§ **MATERIAL FOR THIS EXERCISE**

....................

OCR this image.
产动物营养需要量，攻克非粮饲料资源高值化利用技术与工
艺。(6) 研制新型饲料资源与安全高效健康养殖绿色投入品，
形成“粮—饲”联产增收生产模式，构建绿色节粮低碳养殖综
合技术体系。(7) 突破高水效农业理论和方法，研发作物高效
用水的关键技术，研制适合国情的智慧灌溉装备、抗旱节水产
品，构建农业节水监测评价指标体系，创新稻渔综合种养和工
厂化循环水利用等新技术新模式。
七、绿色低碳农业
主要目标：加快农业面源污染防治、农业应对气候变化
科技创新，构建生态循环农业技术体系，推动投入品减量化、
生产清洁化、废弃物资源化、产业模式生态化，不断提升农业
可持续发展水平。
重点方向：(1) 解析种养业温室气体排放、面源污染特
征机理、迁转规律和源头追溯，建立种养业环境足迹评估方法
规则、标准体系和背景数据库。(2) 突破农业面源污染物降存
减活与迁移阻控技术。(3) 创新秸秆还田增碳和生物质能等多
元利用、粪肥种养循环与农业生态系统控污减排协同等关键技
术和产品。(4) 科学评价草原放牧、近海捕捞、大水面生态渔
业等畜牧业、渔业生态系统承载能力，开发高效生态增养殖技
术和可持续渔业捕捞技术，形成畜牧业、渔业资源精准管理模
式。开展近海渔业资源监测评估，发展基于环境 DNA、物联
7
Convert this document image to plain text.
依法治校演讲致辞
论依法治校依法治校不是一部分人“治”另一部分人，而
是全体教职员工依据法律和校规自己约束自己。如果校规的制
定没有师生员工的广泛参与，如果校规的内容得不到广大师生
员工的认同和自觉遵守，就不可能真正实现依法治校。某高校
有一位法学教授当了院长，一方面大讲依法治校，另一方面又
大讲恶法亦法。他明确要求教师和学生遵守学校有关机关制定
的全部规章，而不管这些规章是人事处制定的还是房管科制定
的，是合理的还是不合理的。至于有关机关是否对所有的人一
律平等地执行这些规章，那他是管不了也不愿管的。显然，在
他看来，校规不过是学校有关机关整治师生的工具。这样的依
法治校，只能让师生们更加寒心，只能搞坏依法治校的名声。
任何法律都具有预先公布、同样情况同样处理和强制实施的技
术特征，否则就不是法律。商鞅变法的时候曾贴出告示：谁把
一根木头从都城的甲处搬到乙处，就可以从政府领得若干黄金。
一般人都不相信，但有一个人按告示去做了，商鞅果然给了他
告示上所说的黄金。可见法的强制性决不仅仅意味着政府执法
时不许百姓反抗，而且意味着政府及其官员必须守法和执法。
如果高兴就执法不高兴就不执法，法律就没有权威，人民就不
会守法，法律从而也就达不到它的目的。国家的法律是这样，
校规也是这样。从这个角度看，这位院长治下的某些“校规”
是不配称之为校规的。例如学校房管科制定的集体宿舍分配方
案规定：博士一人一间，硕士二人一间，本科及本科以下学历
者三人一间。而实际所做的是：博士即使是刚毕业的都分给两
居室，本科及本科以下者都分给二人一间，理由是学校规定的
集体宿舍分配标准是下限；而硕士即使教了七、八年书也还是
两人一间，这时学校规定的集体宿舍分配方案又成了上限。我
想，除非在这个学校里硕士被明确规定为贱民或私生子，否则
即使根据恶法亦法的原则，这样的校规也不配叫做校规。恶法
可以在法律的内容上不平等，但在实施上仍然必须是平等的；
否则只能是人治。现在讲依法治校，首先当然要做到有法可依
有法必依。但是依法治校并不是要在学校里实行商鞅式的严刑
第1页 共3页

....................

§ **PROBLEM TO WORK ON**
Each entry above is to be quoted exactly.

§ **FINAL RESULT**
OCR this image.
产动物营养需要量，攻克非粮饲料资源高值化利用技术与工
艺。(6) 研制新型饲料资源与安全高效健康养殖绿色投入品，
形成“粮—饲”联产增收生产模式，构建绿色节粮低碳养殖综
合技术体系。(7) 突破高水效农业理论和方法，研发作物高效
用水的关键技术，研制适合国情的智慧灌溉装备、抗旱节水产
品，构建农业节水监测评价指标体系，创新稻渔综合种养和工
厂化循环水利用等新技术新模式。
七、绿色低碳农业
主要目标：加快农业面源污染防治、农业应对气候变化
科技创新，构建生态循环农业技术体系，推动投入品减量化、
生产清洁化、废弃物资源化、产业模式生态化，不断提升农业
可持续发展水平。
重点方向：(1) 解析种养业温室气体排放、面源污染特
征机理、迁转规律和源头追溯，建立种养业环境足迹评估方法
规则、标准体系和背景数据库。(2) 突破农业面源污染物降存
减活与迁移阻控技术。(3) 创新秸秆还田增碳和生物质能等多
元利用、粪肥种养循环与农业生态系统控污减排协同等关键技
术和产品。(4) 科学评价草原放牧、近海捕捞、大水面生态渔
业等畜牧业、渔业生态系统承载能力，开发高效生态增养殖技
术和可持续渔业捕捞技术，形成畜牧业、渔业资源精准管理模
式。开展近海渔业资源监测评估，发展基于环境 DNA、物联
7
Convert this document image to plain text.
依法治校演讲致辞
论依法治校依法治校不是一部分人“治”另一部分人，而
是全体教职员工依据法律和校规自己约束自己。如果校规的制
定没有师生员工的广泛参与，如果校规的内容得不到广大师生
员工的认同和自觉遵守，就不可能真正实现依法治校。某高校
有一位法学教授当了院长，一方面大讲依法治校，另一方面又
大讲恶法亦法。他明确要求教师和学生遵守学校有关机关制定
的全部规章，而不管这些规章是人事处制定的还是房管科制定
的，是合理的还是不合理的。至于有关机关是否对所有的人一
律平等地执行这些规章，那他是管不了也不愿管的。显然，在
他看来，校规不过是学校有关机关整治师生的工具。这样的依
法治校，只能让师生们更加寒心，只能搞坏依法治校的名声。
任何法律都具有预先公布、同样情况同样处理和强制实施的技
术特征，否则就不是法律。商鞅变法的时候曾贴出告示：谁把
一根木头从都城的甲处搬到乙处，就可以从政府领得若干黄金。
一般人都不相信，但有一个人按告示去做了，商鞅果然给了他
告示上所说的黄金。可见法的强制性决不仅仅意味着政府执法
时不许百姓反抗，而且意味着政府及其官员必须守法和执法。
如果高兴就执法不高兴就不执法，法律就没有权威，人民就不
会守法，法律从而也就达不到它的目的。国家的法律是这样，
校规也是这样。从这个角度看，这位院长治下的某些“校规”
是不配称之为校规的。例如学校房管科制定的集体宿舍分配方
案规定：博士一人一间，硕士二人一间，本科及本科以下学历
者三人一间。而实际所做的是：博士即使是刚毕业的都分给两
居室，本科及本科以下者都分给二人一间，理由是学校规定的
集体宿舍分配标准是下限；而硕士即使教了七、八年书也还是
两人一间，这时学校规定的集体宿舍分配方案又成了上限。我
想，除非在这个学校里硕士被明确规定为贱民或私生子，否则
即使根据恶法亦法的原则，这样的校规也不配叫做校规。恶法
可以在法律的内容上不平等，但在实施上仍然必须是平等的；
否则只能是人治。现在讲依法治校，首先当然要做到有法可依
有法必依。但是依法治校并不是要在学校里实行商鞅式的严刑
第1页 共3页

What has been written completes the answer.